Records shown →
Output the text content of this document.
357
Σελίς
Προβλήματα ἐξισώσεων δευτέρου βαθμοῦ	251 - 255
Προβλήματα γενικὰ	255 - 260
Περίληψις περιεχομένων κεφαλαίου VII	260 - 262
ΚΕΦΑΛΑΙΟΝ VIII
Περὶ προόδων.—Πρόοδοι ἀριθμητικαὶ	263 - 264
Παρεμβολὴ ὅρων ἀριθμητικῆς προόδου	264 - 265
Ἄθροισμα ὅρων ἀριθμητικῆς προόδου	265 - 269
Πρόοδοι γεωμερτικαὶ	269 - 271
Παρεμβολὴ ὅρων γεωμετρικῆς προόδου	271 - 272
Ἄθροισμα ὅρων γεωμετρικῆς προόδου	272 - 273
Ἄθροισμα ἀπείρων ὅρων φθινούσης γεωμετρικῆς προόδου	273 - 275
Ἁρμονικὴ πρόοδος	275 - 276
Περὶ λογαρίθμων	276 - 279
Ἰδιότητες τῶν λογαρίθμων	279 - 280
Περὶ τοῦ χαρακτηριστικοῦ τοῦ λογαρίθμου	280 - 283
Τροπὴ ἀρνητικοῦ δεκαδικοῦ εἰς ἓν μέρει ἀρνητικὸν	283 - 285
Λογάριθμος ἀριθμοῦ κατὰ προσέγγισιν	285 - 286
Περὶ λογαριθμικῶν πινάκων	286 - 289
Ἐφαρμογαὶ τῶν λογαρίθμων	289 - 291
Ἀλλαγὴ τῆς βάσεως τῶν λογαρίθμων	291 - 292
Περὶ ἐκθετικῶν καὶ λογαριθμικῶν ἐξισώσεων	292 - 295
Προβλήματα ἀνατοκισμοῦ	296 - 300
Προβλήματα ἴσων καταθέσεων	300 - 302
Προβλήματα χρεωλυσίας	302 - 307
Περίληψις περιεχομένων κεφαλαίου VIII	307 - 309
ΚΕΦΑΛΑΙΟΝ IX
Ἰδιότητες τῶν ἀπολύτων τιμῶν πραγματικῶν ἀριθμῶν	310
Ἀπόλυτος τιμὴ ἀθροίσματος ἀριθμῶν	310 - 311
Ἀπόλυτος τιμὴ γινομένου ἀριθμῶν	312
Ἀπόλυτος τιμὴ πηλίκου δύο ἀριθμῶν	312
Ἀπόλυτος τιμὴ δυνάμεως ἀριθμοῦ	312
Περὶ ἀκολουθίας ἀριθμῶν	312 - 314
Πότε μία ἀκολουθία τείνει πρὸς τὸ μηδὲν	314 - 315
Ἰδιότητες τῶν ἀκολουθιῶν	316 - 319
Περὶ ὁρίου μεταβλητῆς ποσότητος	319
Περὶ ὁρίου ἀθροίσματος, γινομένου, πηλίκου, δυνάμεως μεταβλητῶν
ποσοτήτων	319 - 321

Work required →
Pull every line containing the word "ἐξισώσεων" out of the entries above.

Correct output →
Προβλήματα ἐξισώσεων δευτέρου βαθμοῦ	251 - 255
Περὶ ἐκθετικῶν καὶ λογαριθμικῶν ἐξισώσεων	292 - 295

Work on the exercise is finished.